▶ **Dataset**:

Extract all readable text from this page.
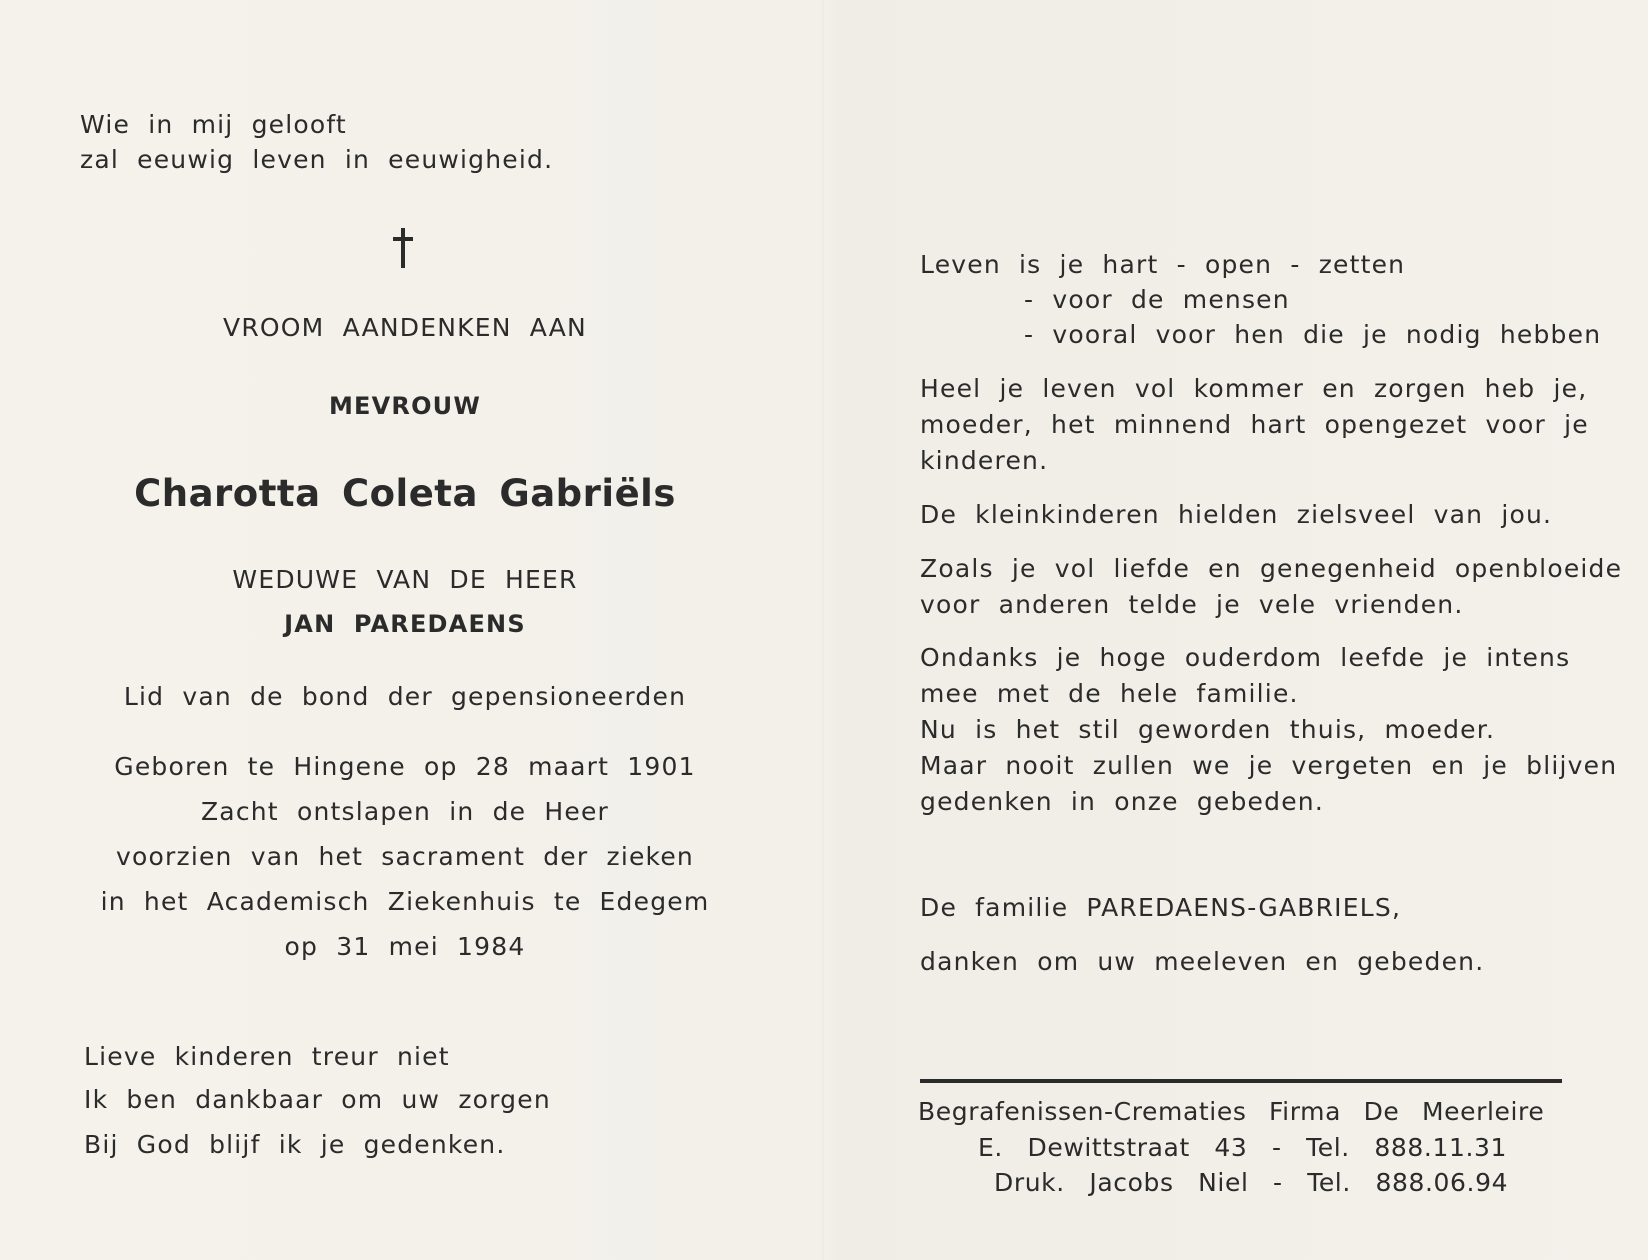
Wie in mij gelooft
zal eeuwig leven in eeuwigheid.
VROOM AANDENKEN AAN
MEVROUW
Charotta Coleta Gabriëls
WEDUWE VAN DE HEER
JAN PAREDAENS
Lid van de bond der gepensioneerden
Geboren te Hingene op 28 maart 1901
Zacht ontslapen in de Heer
voorzien van het sacrament der zieken
in het Academisch Ziekenhuis te Edegem
op 31 mei 1984
Lieve kinderen treur niet
Ik ben dankbaar om uw zorgen
Bij God blijf ik je gedenken.
Leven is je hart - open - zetten
- voor de mensen
- vooral voor hen die je nodig hebben
Heel je leven vol kommer en zorgen heb je,
moeder, het minnend hart opengezet voor je
kinderen.
De kleinkinderen hielden zielsveel van jou.
Zoals je vol liefde en genegenheid openbloeide
voor anderen telde je vele vrienden.
Ondanks je hoge ouderdom leefde je intens
mee met de hele familie.
Nu is het stil geworden thuis, moeder.
Maar nooit zullen we je vergeten en je blijven
gedenken in onze gebeden.
De familie PAREDAENS-GABRIELS,
danken om uw meeleven en gebeden.
Begrafenissen-Crematies Firma De Meerleire
E. Dewittstraat 43 - Tel. 888.11.31
Druk. Jacobs Niel - Tel. 888.06.94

▶ **Given task**: Scan the listing above. Collect all lines with the word "hart".

▶ **Problem solution**:
Leven is je hart - open - zetten
moeder, het minnend hart opengezet voor je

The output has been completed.